* **THE REQUEST**
Exclude the pictures and retype the entries as written.
[Begin DATA EXTRACT]
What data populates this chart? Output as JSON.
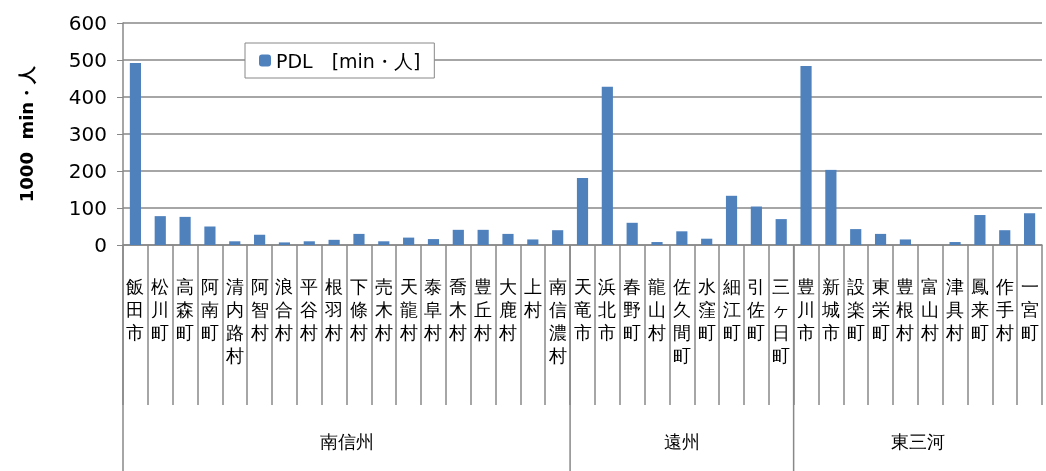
{
  "chart_data": {
    "type": "bar",
    "ylabel": "1000  min・人",
    "categories": [
      "飯田市",
      "松川町",
      "高森町",
      "阿南町",
      "清内路村",
      "阿智村",
      "浪合村",
      "平谷村",
      "根羽村",
      "下條村",
      "売木村",
      "天龍村",
      "泰阜村",
      "喬木村",
      "豊丘村",
      "大鹿村",
      "上村",
      "南信濃村",
      "天竜市",
      "浜北市",
      "春野町",
      "龍山村",
      "佐久間町",
      "水窪町",
      "細江町",
      "引佐町",
      "三ヶ日町",
      "豊川市",
      "新城市",
      "設楽町",
      "東栄町",
      "豊根村",
      "富山村",
      "津具村",
      "鳳来町",
      "作手村",
      "一宮町"
    ],
    "series": [
      {
        "name": "PDL　[min・人]",
        "color": "#4f81bd",
        "values": [
          492,
          78,
          76,
          50,
          10,
          28,
          7,
          10,
          14,
          30,
          10,
          20,
          16,
          41,
          41,
          30,
          15,
          40,
          181,
          428,
          60,
          8,
          37,
          17,
          133,
          104,
          70,
          484,
          203,
          43,
          30,
          15,
          0,
          8,
          81,
          40,
          86
        ]
      }
    ],
    "ylim": [
      0,
      600
    ],
    "yticks": [
      0,
      100,
      200,
      300,
      400,
      500,
      600
    ],
    "grid": "y",
    "legend": "top left",
    "annotations": [
      "南信州",
      "遠州",
      "東三河"
    ]
  }
}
[End DATA EXTRACT]
* **THE ANSWER**
What data populates this chart? Output as JSON.
{
  "chart_data": {
    "type": "bar",
    "ylabel": "1000  min・人",
    "categories": [
      "飯田市",
      "松川町",
      "高森町",
      "阿南町",
      "清内路村",
      "阿智村",
      "浪合村",
      "平谷村",
      "根羽村",
      "下條村",
      "売木村",
      "天龍村",
      "泰阜村",
      "喬木村",
      "豊丘村",
      "大鹿村",
      "上村",
      "南信濃村",
      "天竜市",
      "浜北市",
      "春野町",
      "龍山村",
      "佐久間町",
      "水窪町",
      "細江町",
      "引佐町",
      "三ヶ日町",
      "豊川市",
      "新城市",
      "設楽町",
      "東栄町",
      "豊根村",
      "富山村",
      "津具村",
      "鳳来町",
      "作手村",
      "一宮町"
    ],
    "series": [
      {
        "name": "PDL　[min・人]",
        "color": "#4f81bd",
        "values": [
          492,
          78,
          76,
          50,
          10,
          28,
          7,
          10,
          14,
          30,
          10,
          20,
          16,
          41,
          41,
          30,
          15,
          40,
          181,
          428,
          60,
          8,
          37,
          17,
          133,
          104,
          70,
          484,
          203,
          43,
          30,
          15,
          0,
          8,
          81,
          40,
          86
        ]
      }
    ],
    "ylim": [
      0,
      600
    ],
    "yticks": [
      0,
      100,
      200,
      300,
      400,
      500,
      600
    ],
    "grid": "y",
    "legend": "top left",
    "annotations": [
      "南信州",
      "遠州",
      "東三河"
    ]
  }
}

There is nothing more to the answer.